═════ Given data ═════

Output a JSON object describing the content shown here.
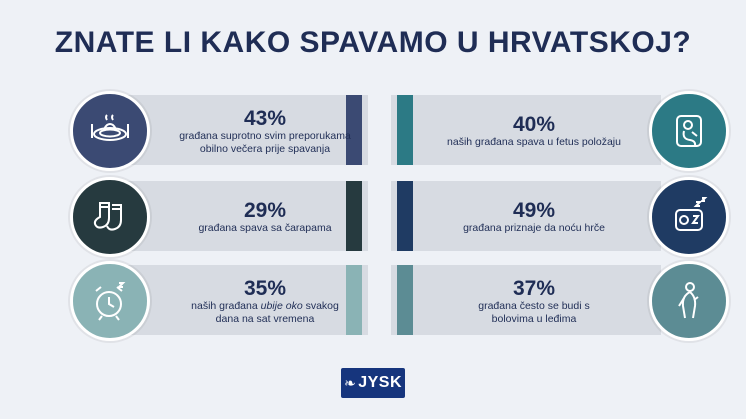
{
  "title": "ZNATE LI KAKO SPAVAMO U HRVATSKOJ?",
  "stats": [
    {
      "percent": "43%",
      "lines": [
        "građana suprotno svim preporukama",
        "obilno večera prije spavanja"
      ],
      "icon": "plate-icon",
      "color": "#3b4a73"
    },
    {
      "percent": "40%",
      "lines": [
        "naših građana spava u fetus položaju"
      ],
      "icon": "sleeping-person-icon",
      "color": "#2c7a85"
    },
    {
      "percent": "29%",
      "lines": [
        "građana spava sa čarapama"
      ],
      "icon": "socks-icon",
      "color": "#263a3f"
    },
    {
      "percent": "49%",
      "lines": [
        "građana priznaje da noću hrče"
      ],
      "icon": "snoring-icon",
      "color": "#1f3b63"
    },
    {
      "percent": "35%",
      "lines_html": "naših građana <i>ubije oko</i> svakog",
      "lines": [
        "dana na sat vremena"
      ],
      "icon": "alarm-clock-icon",
      "color": "#8ab3b5"
    },
    {
      "percent": "37%",
      "lines": [
        "građana često se budi s",
        "bolovima u leđima"
      ],
      "icon": "back-pain-icon",
      "color": "#5c8c94"
    }
  ],
  "stat35_line1_pre": "naših građana ",
  "stat35_line1_em": "ubije oko",
  "stat35_line1_post": " svakog",
  "logo": {
    "text": "JYSK",
    "color": "#16357d"
  }
}
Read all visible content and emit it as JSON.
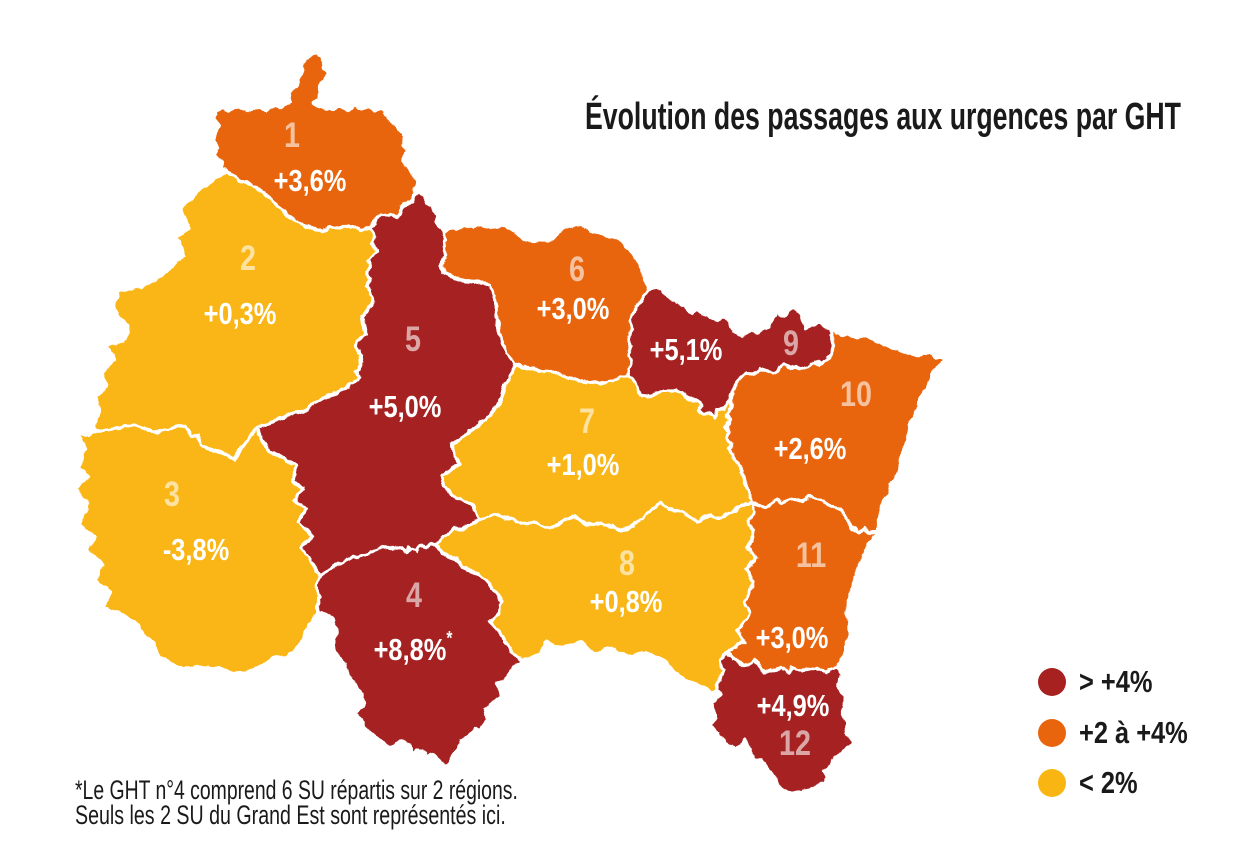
{
  "title": "Évolution des passages aux urgences par GHT",
  "footnote": {
    "line1": "*Le GHT n°4 comprend 6 SU répartis sur 2 régions.",
    "line2": "Seuls les 2 SU du Grand Est sont représentés ici."
  },
  "colors": {
    "red": "#A62120",
    "orange": "#E8650E",
    "yellow": "#F9B612",
    "text": "#1A1A1A",
    "value_text": "#FFFFFF",
    "number_tint": "rgba(255,255,255,0.6)",
    "boundary": "#FFFFFF"
  },
  "legend": {
    "items": [
      {
        "label": "> +4%",
        "color_key": "red"
      },
      {
        "label": "+2 à +4%",
        "color_key": "orange"
      },
      {
        "label": "< 2%",
        "color_key": "yellow"
      }
    ]
  },
  "map": {
    "regions": [
      {
        "id": 1,
        "number": "1",
        "value": "+3,6%",
        "sup": "",
        "color_key": "orange"
      },
      {
        "id": 2,
        "number": "2",
        "value": "+0,3%",
        "sup": "",
        "color_key": "yellow"
      },
      {
        "id": 3,
        "number": "3",
        "value": "-3,8%",
        "sup": "",
        "color_key": "yellow"
      },
      {
        "id": 4,
        "number": "4",
        "value": "+8,8%",
        "sup": "*",
        "color_key": "red"
      },
      {
        "id": 5,
        "number": "5",
        "value": "+5,0%",
        "sup": "",
        "color_key": "red"
      },
      {
        "id": 6,
        "number": "6",
        "value": "+3,0%",
        "sup": "",
        "color_key": "orange"
      },
      {
        "id": 7,
        "number": "7",
        "value": "+1,0%",
        "sup": "",
        "color_key": "yellow"
      },
      {
        "id": 8,
        "number": "8",
        "value": "+0,8%",
        "sup": "",
        "color_key": "yellow"
      },
      {
        "id": 9,
        "number": "9",
        "value": "+5,1%",
        "sup": "",
        "color_key": "red"
      },
      {
        "id": 10,
        "number": "10",
        "value": "+2,6%",
        "sup": "",
        "color_key": "orange"
      },
      {
        "id": 11,
        "number": "11",
        "value": "+3,0%",
        "sup": "",
        "color_key": "orange"
      },
      {
        "id": 12,
        "number": "12",
        "value": "+4,9%",
        "sup": "",
        "color_key": "red"
      }
    ]
  },
  "chart_data": {
    "type": "choropleth_map",
    "title": "Évolution des passages aux urgences par GHT",
    "subject": "GHT territories of the Grand Est region, France",
    "unit": "percent evolution of emergency department visits",
    "legend_position": "bottom-right",
    "categories": [
      {
        "label": "> +4%",
        "color": "#A62120"
      },
      {
        "label": "+2 à +4%",
        "color": "#E8650E"
      },
      {
        "label": "< 2%",
        "color": "#F9B612"
      }
    ],
    "regions": [
      {
        "ght": 1,
        "value": 3.6,
        "value_label": "+3,6%",
        "category": "+2 à +4%"
      },
      {
        "ght": 2,
        "value": 0.3,
        "value_label": "+0,3%",
        "category": "< 2%"
      },
      {
        "ght": 3,
        "value": -3.8,
        "value_label": "-3,8%",
        "category": "< 2%"
      },
      {
        "ght": 4,
        "value": 8.8,
        "value_label": "+8,8%*",
        "category": "> +4%"
      },
      {
        "ght": 5,
        "value": 5.0,
        "value_label": "+5,0%",
        "category": "> +4%"
      },
      {
        "ght": 6,
        "value": 3.0,
        "value_label": "+3,0%",
        "category": "+2 à +4%"
      },
      {
        "ght": 7,
        "value": 1.0,
        "value_label": "+1,0%",
        "category": "< 2%"
      },
      {
        "ght": 8,
        "value": 0.8,
        "value_label": "+0,8%",
        "category": "< 2%"
      },
      {
        "ght": 9,
        "value": 5.1,
        "value_label": "+5,1%",
        "category": "> +4%"
      },
      {
        "ght": 10,
        "value": 2.6,
        "value_label": "+2,6%",
        "category": "+2 à +4%"
      },
      {
        "ght": 11,
        "value": 3.0,
        "value_label": "+3,0%",
        "category": "+2 à +4%"
      },
      {
        "ght": 12,
        "value": 4.9,
        "value_label": "+4,9%",
        "category": "> +4%"
      }
    ],
    "footnote": "*Le GHT n°4 comprend 6 SU répartis sur 2 régions. Seuls les 2 SU du Grand Est sont représentés ici."
  }
}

═════

● **Goal**: Give the number of lines in the entries that include the string "régions", and nothing more.

● **Exercise solution**: 2